• Objective: A line counts if it contains the string "name"; say how many such lines there are, giving only the number.

* Begin Entries supplied *

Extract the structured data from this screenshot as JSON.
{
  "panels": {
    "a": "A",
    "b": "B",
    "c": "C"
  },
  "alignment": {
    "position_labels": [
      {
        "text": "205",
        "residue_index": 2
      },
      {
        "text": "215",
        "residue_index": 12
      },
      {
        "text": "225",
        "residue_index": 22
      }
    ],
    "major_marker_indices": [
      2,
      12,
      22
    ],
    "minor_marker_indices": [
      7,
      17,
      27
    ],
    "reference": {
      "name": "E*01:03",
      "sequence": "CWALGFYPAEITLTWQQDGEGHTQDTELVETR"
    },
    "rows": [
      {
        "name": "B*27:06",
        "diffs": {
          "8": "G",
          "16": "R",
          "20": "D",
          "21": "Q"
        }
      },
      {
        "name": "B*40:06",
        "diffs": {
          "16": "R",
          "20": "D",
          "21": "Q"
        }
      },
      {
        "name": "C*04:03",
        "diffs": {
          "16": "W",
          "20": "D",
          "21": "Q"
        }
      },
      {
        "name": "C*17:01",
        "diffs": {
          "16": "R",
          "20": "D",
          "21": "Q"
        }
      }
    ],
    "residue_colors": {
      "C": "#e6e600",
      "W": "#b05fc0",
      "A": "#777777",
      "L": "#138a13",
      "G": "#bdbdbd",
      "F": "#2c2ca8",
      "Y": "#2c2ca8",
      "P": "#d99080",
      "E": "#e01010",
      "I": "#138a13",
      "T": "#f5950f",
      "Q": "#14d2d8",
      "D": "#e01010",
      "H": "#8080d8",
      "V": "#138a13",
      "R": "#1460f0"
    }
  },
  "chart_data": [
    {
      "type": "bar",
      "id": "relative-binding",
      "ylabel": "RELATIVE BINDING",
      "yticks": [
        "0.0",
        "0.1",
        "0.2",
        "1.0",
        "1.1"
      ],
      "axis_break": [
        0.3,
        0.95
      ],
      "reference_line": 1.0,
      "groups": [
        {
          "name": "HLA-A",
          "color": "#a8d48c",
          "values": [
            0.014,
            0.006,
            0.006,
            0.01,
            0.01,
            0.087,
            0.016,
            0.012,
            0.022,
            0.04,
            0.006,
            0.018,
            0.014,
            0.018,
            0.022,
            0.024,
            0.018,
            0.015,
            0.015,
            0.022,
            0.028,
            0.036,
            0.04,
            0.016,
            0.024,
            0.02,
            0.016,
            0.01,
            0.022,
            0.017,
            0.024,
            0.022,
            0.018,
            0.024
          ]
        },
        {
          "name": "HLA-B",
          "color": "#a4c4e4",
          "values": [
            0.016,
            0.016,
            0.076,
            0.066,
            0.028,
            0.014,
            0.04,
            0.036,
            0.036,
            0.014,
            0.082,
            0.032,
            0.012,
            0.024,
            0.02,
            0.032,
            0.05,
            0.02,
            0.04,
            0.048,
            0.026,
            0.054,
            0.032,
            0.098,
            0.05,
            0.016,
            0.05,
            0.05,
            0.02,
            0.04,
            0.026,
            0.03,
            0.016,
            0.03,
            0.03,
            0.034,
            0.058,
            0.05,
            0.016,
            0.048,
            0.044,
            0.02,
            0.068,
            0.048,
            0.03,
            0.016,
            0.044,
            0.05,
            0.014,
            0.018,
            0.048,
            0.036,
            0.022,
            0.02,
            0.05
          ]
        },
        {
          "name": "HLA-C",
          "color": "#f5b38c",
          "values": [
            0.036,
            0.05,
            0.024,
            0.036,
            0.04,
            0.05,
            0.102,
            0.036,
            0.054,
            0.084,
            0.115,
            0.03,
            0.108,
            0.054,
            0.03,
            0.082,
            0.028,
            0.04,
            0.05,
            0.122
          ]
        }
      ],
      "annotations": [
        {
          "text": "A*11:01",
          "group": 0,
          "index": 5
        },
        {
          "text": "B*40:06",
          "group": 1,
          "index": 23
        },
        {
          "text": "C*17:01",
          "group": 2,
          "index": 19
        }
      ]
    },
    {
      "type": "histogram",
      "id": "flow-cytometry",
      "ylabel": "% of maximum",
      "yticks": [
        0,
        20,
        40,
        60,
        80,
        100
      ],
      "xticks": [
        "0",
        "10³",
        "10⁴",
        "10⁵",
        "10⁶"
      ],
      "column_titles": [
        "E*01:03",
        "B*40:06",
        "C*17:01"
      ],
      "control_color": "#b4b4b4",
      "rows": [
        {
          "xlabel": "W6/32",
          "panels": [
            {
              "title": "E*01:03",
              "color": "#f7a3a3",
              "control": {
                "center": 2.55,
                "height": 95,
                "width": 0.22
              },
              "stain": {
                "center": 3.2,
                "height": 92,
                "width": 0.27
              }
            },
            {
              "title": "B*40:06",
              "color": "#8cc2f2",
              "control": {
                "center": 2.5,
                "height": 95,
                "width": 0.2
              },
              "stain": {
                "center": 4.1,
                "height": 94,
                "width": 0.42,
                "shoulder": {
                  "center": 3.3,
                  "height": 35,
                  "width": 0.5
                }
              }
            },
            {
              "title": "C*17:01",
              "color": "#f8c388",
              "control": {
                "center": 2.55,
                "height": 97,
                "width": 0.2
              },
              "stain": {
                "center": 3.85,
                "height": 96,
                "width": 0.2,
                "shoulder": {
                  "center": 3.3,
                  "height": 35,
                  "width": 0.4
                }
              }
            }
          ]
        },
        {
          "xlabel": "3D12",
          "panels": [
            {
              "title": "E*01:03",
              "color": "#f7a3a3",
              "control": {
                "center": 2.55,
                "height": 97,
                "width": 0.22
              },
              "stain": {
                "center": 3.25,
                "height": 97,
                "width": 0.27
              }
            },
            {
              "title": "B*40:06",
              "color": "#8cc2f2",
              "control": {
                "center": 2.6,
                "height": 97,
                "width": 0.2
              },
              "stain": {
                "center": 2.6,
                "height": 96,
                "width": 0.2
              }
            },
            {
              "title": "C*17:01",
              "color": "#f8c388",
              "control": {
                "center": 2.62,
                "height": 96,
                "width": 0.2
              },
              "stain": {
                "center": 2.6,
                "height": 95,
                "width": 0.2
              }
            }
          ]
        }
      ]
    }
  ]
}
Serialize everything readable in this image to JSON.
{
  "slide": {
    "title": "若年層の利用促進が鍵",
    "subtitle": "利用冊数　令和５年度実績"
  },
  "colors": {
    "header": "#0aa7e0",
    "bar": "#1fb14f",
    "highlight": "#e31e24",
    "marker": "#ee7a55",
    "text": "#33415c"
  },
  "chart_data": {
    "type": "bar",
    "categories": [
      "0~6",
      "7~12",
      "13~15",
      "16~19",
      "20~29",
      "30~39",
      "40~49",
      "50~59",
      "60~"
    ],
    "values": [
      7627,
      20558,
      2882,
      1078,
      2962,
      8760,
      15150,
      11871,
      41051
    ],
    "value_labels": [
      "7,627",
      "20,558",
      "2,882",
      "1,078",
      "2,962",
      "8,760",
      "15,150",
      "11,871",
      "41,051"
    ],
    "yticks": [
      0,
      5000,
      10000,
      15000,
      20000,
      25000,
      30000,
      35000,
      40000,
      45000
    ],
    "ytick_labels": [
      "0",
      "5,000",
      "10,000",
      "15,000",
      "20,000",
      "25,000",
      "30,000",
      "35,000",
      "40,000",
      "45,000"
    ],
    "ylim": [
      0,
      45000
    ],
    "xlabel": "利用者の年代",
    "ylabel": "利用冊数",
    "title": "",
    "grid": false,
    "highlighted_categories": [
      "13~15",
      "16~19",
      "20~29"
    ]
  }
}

* End Entries supplied *

• Response: 8